**Exercise objective**.
Examine the entries and show every line in which the word "legend" is found.
[start Data lines]
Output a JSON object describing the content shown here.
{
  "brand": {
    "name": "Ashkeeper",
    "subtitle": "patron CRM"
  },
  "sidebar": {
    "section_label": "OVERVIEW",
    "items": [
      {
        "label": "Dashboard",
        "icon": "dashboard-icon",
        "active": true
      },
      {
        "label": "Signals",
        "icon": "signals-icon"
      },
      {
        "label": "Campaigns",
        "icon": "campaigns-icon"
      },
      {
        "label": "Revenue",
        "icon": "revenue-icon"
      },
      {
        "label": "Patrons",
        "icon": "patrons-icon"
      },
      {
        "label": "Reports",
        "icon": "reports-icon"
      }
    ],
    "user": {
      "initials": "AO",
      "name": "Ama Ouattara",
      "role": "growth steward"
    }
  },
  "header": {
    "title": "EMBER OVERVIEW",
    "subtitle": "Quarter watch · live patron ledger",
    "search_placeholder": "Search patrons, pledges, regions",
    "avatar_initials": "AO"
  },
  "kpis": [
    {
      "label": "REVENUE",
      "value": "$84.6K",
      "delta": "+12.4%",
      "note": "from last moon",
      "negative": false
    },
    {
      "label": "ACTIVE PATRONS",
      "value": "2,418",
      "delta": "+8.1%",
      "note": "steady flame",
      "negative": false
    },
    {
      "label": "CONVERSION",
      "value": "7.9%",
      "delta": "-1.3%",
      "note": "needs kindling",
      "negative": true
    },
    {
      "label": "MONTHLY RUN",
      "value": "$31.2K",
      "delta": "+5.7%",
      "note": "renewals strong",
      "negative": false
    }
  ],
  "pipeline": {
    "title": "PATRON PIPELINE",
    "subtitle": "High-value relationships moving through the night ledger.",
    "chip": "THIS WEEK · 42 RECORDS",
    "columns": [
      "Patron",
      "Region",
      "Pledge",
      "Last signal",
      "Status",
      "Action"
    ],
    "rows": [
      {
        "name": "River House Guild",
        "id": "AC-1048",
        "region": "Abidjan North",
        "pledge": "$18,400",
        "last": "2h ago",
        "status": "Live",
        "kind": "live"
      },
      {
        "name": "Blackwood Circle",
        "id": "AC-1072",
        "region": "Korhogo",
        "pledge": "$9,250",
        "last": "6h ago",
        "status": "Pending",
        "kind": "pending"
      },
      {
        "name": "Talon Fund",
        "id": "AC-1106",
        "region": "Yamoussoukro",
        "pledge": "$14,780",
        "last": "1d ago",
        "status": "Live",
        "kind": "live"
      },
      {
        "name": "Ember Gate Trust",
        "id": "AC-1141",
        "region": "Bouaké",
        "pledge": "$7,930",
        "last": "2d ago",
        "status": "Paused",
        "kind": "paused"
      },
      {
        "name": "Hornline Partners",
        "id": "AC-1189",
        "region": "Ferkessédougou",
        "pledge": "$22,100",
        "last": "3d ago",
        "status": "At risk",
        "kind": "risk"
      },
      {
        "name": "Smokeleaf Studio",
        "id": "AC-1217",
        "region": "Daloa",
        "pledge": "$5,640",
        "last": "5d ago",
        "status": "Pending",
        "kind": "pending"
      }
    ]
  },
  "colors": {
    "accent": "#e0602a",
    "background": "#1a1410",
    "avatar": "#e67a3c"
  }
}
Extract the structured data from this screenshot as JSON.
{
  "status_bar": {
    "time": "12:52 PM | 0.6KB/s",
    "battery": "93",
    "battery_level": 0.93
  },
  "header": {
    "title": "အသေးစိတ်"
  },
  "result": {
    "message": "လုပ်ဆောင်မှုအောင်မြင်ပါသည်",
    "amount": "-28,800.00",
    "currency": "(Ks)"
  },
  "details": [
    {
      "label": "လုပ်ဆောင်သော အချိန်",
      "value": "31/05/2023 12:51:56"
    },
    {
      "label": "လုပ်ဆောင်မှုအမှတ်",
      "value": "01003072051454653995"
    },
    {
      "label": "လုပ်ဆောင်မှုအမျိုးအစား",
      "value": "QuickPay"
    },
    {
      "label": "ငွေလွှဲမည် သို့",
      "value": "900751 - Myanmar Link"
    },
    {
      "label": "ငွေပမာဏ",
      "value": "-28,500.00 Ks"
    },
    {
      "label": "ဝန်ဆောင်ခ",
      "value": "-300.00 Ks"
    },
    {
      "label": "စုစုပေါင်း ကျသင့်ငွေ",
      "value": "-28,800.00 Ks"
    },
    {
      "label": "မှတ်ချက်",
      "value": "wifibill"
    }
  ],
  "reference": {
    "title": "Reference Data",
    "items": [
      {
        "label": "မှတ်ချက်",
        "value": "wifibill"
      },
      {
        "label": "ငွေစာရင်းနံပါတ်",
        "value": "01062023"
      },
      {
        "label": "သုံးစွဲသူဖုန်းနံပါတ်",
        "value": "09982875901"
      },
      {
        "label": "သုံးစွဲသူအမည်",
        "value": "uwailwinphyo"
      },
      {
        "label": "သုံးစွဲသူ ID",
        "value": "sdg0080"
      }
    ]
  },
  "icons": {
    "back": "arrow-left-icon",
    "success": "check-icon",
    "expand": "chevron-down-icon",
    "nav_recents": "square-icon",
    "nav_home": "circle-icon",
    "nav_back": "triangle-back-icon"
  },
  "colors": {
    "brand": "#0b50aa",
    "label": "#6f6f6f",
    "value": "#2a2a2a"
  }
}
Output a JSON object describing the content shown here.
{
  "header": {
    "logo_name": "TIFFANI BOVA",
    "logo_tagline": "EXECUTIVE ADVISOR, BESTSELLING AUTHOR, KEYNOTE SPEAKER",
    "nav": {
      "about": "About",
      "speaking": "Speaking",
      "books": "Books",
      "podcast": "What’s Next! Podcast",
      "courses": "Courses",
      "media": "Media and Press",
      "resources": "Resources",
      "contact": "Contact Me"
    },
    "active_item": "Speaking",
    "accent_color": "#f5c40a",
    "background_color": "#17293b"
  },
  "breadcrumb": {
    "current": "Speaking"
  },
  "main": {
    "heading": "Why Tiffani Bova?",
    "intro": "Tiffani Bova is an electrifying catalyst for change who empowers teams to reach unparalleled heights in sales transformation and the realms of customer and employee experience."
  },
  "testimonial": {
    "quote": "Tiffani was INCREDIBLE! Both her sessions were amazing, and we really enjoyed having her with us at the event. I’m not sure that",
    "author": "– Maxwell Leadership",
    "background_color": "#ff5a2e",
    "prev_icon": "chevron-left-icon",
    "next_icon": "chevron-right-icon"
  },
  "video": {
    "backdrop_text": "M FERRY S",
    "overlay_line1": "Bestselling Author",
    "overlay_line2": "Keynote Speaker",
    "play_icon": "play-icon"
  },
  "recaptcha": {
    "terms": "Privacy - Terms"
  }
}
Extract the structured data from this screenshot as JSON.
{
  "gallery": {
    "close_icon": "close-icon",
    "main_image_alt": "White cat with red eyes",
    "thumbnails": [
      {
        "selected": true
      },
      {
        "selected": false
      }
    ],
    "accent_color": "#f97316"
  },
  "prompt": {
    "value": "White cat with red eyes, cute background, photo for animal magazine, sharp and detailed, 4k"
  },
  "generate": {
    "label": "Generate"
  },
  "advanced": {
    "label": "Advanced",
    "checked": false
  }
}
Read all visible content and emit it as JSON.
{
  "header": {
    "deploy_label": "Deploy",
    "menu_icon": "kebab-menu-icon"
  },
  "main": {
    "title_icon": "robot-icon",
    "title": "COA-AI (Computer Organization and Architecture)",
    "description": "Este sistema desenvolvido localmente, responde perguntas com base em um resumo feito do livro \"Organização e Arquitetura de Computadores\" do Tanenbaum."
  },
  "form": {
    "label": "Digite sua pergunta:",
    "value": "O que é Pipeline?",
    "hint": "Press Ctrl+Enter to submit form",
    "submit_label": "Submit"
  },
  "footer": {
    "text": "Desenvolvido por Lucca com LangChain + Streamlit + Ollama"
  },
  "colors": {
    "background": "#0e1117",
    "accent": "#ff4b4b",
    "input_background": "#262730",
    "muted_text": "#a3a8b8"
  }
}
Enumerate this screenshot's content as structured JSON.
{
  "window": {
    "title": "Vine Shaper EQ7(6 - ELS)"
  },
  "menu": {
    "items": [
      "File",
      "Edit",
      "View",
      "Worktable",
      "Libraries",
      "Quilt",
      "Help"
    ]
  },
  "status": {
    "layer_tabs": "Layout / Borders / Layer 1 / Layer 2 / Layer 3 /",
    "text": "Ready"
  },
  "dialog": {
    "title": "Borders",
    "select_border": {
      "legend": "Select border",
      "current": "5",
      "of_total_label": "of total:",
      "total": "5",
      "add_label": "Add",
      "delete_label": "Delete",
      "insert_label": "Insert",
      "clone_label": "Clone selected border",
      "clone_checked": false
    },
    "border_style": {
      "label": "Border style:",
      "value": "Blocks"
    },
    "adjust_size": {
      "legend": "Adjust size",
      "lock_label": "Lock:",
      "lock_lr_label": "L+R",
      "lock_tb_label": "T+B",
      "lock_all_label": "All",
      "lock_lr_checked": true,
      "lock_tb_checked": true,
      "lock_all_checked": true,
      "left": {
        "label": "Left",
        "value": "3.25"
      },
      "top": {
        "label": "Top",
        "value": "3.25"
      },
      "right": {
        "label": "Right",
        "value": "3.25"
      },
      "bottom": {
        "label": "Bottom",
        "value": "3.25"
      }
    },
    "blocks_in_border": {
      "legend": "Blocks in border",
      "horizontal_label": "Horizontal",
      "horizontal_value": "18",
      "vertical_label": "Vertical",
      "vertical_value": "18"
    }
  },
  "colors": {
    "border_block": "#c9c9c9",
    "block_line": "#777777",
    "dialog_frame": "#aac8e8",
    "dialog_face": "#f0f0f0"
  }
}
[end Data lines]
**Full response**.
      "legend": "Select border",
      "legend": "Adjust size",
      "legend": "Blocks in border",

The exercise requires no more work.